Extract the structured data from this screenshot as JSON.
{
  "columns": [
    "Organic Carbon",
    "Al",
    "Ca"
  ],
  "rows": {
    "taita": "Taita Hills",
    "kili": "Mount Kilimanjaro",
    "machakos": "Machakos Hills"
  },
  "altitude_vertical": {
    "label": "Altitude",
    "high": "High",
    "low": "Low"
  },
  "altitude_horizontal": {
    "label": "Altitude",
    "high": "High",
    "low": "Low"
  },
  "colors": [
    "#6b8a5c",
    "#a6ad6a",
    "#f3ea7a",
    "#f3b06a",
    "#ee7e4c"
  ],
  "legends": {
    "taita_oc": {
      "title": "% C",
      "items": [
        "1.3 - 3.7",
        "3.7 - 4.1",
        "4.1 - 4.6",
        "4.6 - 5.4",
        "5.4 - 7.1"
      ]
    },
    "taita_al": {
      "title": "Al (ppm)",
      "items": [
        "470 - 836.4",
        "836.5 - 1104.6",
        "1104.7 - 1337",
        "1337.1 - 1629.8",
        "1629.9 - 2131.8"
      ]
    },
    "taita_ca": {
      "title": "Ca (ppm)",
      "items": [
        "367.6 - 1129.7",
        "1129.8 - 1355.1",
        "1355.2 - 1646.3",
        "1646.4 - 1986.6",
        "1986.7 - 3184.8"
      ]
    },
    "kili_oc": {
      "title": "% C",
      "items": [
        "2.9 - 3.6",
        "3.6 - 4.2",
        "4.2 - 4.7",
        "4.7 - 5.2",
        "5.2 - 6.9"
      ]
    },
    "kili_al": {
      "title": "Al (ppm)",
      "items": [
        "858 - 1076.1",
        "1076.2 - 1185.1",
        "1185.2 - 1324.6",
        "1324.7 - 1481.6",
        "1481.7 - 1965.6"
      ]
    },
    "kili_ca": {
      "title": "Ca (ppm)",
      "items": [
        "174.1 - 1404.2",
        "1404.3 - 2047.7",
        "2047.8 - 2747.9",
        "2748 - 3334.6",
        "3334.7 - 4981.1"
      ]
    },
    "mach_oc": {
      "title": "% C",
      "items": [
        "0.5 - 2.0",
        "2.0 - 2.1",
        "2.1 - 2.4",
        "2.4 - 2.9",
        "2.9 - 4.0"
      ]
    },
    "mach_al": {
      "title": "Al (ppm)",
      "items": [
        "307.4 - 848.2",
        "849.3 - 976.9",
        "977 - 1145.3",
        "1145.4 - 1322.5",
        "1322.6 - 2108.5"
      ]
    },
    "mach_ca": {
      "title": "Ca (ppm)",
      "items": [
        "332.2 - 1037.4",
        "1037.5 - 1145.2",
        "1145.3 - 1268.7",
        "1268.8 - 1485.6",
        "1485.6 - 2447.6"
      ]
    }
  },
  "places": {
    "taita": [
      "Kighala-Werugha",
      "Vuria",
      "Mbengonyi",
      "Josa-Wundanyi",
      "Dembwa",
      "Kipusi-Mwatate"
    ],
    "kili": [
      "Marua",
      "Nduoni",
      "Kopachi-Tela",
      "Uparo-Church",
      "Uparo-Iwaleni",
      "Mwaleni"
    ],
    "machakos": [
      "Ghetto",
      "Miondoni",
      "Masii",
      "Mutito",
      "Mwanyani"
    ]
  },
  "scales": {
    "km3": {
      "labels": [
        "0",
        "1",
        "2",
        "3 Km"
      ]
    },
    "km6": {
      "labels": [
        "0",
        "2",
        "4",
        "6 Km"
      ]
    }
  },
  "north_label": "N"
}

REQUIREMENT
Repeat all the entries word for word.

WRITTEN SOLUTION
Extract the structured data from this screenshot as JSON.
{
  "columns": [
    "Organic Carbon",
    "Al",
    "Ca"
  ],
  "rows": {
    "taita": "Taita Hills",
    "kili": "Mount Kilimanjaro",
    "machakos": "Machakos Hills"
  },
  "altitude_vertical": {
    "label": "Altitude",
    "high": "High",
    "low": "Low"
  },
  "altitude_horizontal": {
    "label": "Altitude",
    "high": "High",
    "low": "Low"
  },
  "colors": [
    "#6b8a5c",
    "#a6ad6a",
    "#f3ea7a",
    "#f3b06a",
    "#ee7e4c"
  ],
  "legends": {
    "taita_oc": {
      "title": "% C",
      "items": [
        "1.3 - 3.7",
        "3.7 - 4.1",
        "4.1 - 4.6",
        "4.6 - 5.4",
        "5.4 - 7.1"
      ]
    },
    "taita_al": {
      "title": "Al (ppm)",
      "items": [
        "470 - 836.4",
        "836.5 - 1104.6",
        "1104.7 - 1337",
        "1337.1 - 1629.8",
        "1629.9 - 2131.8"
      ]
    },
    "taita_ca": {
      "title": "Ca (ppm)",
      "items": [
        "367.6 - 1129.7",
        "1129.8 - 1355.1",
        "1355.2 - 1646.3",
        "1646.4 - 1986.6",
        "1986.7 - 3184.8"
      ]
    },
    "kili_oc": {
      "title": "% C",
      "items": [
        "2.9 - 3.6",
        "3.6 - 4.2",
        "4.2 - 4.7",
        "4.7 - 5.2",
        "5.2 - 6.9"
      ]
    },
    "kili_al": {
      "title": "Al (ppm)",
      "items": [
        "858 - 1076.1",
        "1076.2 - 1185.1",
        "1185.2 - 1324.6",
        "1324.7 - 1481.6",
        "1481.7 - 1965.6"
      ]
    },
    "kili_ca": {
      "title": "Ca (ppm)",
      "items": [
        "174.1 - 1404.2",
        "1404.3 - 2047.7",
        "2047.8 - 2747.9",
        "2748 - 3334.6",
        "3334.7 - 4981.1"
      ]
    },
    "mach_oc": {
      "title": "% C",
      "items": [
        "0.5 - 2.0",
        "2.0 - 2.1",
        "2.1 - 2.4",
        "2.4 - 2.9",
        "2.9 - 4.0"
      ]
    },
    "mach_al": {
      "title": "Al (ppm)",
      "items": [
        "307.4 - 848.2",
        "849.3 - 976.9",
        "977 - 1145.3",
        "1145.4 - 1322.5",
        "1322.6 - 2108.5"
      ]
    },
    "mach_ca": {
      "title": "Ca (ppm)",
      "items": [
        "332.2 - 1037.4",
        "1037.5 - 1145.2",
        "1145.3 - 1268.7",
        "1268.8 - 1485.6",
        "1485.6 - 2447.6"
      ]
    }
  },
  "places": {
    "taita": [
      "Kighala-Werugha",
      "Vuria",
      "Mbengonyi",
      "Josa-Wundanyi",
      "Dembwa",
      "Kipusi-Mwatate"
    ],
    "kili": [
      "Marua",
      "Nduoni",
      "Kopachi-Tela",
      "Uparo-Church",
      "Uparo-Iwaleni",
      "Mwaleni"
    ],
    "machakos": [
      "Ghetto",
      "Miondoni",
      "Masii",
      "Mutito",
      "Mwanyani"
    ]
  },
  "scales": {
    "km3": {
      "labels": [
        "0",
        "1",
        "2",
        "3 Km"
      ]
    },
    "km6": {
      "labels": [
        "0",
        "2",
        "4",
        "6 Km"
      ]
    }
  },
  "north_label": "N"
}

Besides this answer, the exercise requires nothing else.